- TASK INSTRUCTIONS: Below is a listing to transcribe in full and exactly; keep the pictures out.

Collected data
_ _ _ _
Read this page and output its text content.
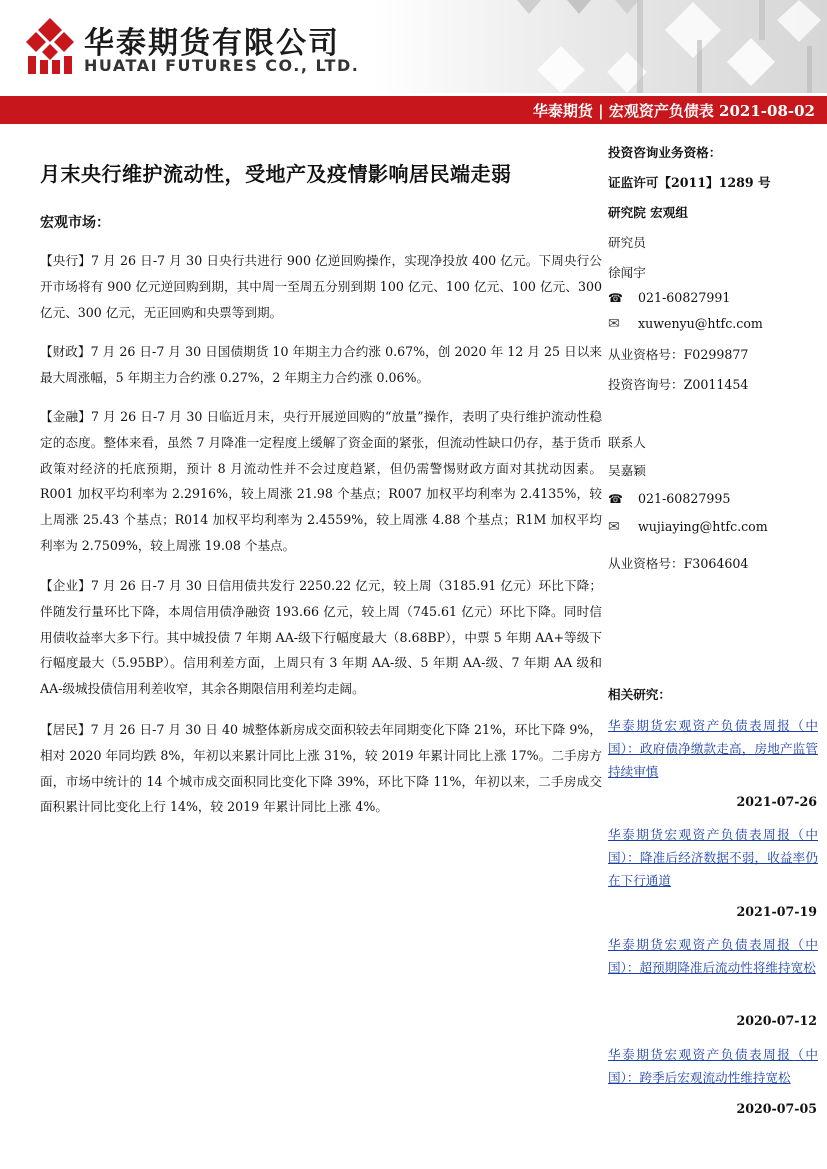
华泰期货有限公司
HUATAI FUTURES CO., LTD.
华泰期货 | 宏观资产负债表 2021-08-02
月末央行维护流动性，受地产及疫情影响居民端走弱
宏观市场：

【央行】7 月 26 日-7 月 30 日央行共进行 900 亿逆回购操作，实现净投放 400 亿元。下周央行公开市场将有 900 亿元逆回购到期，其中周一至周五分别到期 100 亿元、100 亿元、100 亿元、300 亿元、300 亿元，无正回购和央票等到期。

【财政】7 月 26 日-7 月 30 日国债期货 10 年期主力合约涨 0.67%，创 2020 年 12 月 25 日以来最大周涨幅，5 年期主力合约涨 0.27%，2 年期主力合约涨 0.06%。

【金融】7 月 26 日-7 月 30 日临近月末，央行开展逆回购的“放量”操作，表明了央行维护流动性稳定的态度。整体来看，虽然 7 月降准一定程度上缓解了资金面的紧张，但流动性缺口仍存，基于货币政策对经济的托底预期，预计 8 月流动性并不会过度趋紧，但仍需警惕财政方面对其扰动因素。R001 加权平均利率为 2.2916%，较上周涨 21.98 个基点；R007 加权平均利率为 2.4135%，较上周涨 25.43 个基点；R014 加权平均利率为 2.4559%，较上周涨 4.88 个基点；R1M 加权平均利率为 2.7509%，较上周涨 19.08 个基点。

【企业】7 月 26 日-7 月 30 日信用债共发行 2250.22 亿元，较上周（3185.91 亿元）环比下降；伴随发行量环比下降，本周信用债净融资 193.66 亿元，较上周（745.61 亿元）环比下降。同时信用债收益率大多下行。其中城投债 7 年期 AA-级下行幅度最大（8.68BP），中票 5 年期 AA+等级下行幅度最大（5.95BP）。信用利差方面，上周只有 3 年期 AA-级、5 年期 AA-级、7 年期 AA 级和 AA-级城投债信用利差收窄，其余各期限信用利差均走阔。

【居民】7 月 26 日-7 月 30 日 40 城整体新房成交面积较去年同期变化下降 21%，环比下降 9%，相对 2020 年同均跌 8%，年初以来累计同比上涨 31%，较 2019 年累计同比上涨 17%。二手房方面，市场中统计的 14 个城市成交面积同比变化下降 39%，环比下降 11%，年初以来，二手房成交面积累计同比变化上行 14%，较 2019 年累计同比上涨 4%。

投资咨询业务资格：
证监许可【2011】1289 号
研究院 宏观组
研究员
徐闻宇
☎ 021-60827991
✉ xuwenyu@htfc.com
从业资格号：F0299877
投资咨询号：Z0011454
联系人
吴嘉颖
☎ 021-60827995
✉ wujiaying@htfc.com
从业资格号：F3064604
相关研究：

华泰期货宏观资产负债表周报（中国）：政府债净缴款走高，房地产监管持续审慎

2021-07-26

华泰期货宏观资产负债表周报（中国）：降准后经济数据不弱，收益率仍在下行通道

2021-07-19

华泰期货宏观资产负债表周报（中国）：超预期降准后流动性将维持宽松

2020-07-12

华泰期货宏观资产负债表周报（中国）：跨季后宏观流动性维持宽松

2020-07-05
_ _ _ _
- OUTPUT:
Read this page and output its text content.
华泰期货有限公司
HUATAI FUTURES CO., LTD.
华泰期货 | 宏观资产负债表 2021-08-02
月末央行维护流动性，受地产及疫情影响居民端走弱
宏观市场：

【央行】7 月 26 日-7 月 30 日央行共进行 900 亿逆回购操作，实现净投放 400 亿元。下周央行公开市场将有 900 亿元逆回购到期，其中周一至周五分别到期 100 亿元、100 亿元、100 亿元、300 亿元、300 亿元，无正回购和央票等到期。

【财政】7 月 26 日-7 月 30 日国债期货 10 年期主力合约涨 0.67%，创 2020 年 12 月 25 日以来最大周涨幅，5 年期主力合约涨 0.27%，2 年期主力合约涨 0.06%。

【金融】7 月 26 日-7 月 30 日临近月末，央行开展逆回购的“放量”操作，表明了央行维护流动性稳定的态度。整体来看，虽然 7 月降准一定程度上缓解了资金面的紧张，但流动性缺口仍存，基于货币政策对经济的托底预期，预计 8 月流动性并不会过度趋紧，但仍需警惕财政方面对其扰动因素。R001 加权平均利率为 2.2916%，较上周涨 21.98 个基点；R007 加权平均利率为 2.4135%，较上周涨 25.43 个基点；R014 加权平均利率为 2.4559%，较上周涨 4.88 个基点；R1M 加权平均利率为 2.7509%，较上周涨 19.08 个基点。

【企业】7 月 26 日-7 月 30 日信用债共发行 2250.22 亿元，较上周（3185.91 亿元）环比下降；伴随发行量环比下降，本周信用债净融资 193.66 亿元，较上周（745.61 亿元）环比下降。同时信用债收益率大多下行。其中城投债 7 年期 AA-级下行幅度最大（8.68BP），中票 5 年期 AA+等级下行幅度最大（5.95BP）。信用利差方面，上周只有 3 年期 AA-级、5 年期 AA-级、7 年期 AA 级和 AA-级城投债信用利差收窄，其余各期限信用利差均走阔。

【居民】7 月 26 日-7 月 30 日 40 城整体新房成交面积较去年同期变化下降 21%，环比下降 9%，相对 2020 年同均跌 8%，年初以来累计同比上涨 31%，较 2019 年累计同比上涨 17%。二手房方面，市场中统计的 14 个城市成交面积同比变化下降 39%，环比下降 11%，年初以来，二手房成交面积累计同比变化上行 14%，较 2019 年累计同比上涨 4%。

投资咨询业务资格：
证监许可【2011】1289 号
研究院 宏观组
研究员
徐闻宇
☎ 021-60827991
✉ xuwenyu@htfc.com
从业资格号：F0299877
投资咨询号：Z0011454
联系人
吴嘉颖
☎ 021-60827995
✉ wujiaying@htfc.com
从业资格号：F3064604
相关研究：

华泰期货宏观资产负债表周报（中国）：政府债净缴款走高，房地产监管持续审慎

2021-07-26

华泰期货宏观资产负债表周报（中国）：降准后经济数据不弱，收益率仍在下行通道

2021-07-19

华泰期货宏观资产负债表周报（中国）：超预期降准后流动性将维持宽松

2020-07-12

华泰期货宏观资产负债表周报（中国）：跨季后宏观流动性维持宽松

2020-07-05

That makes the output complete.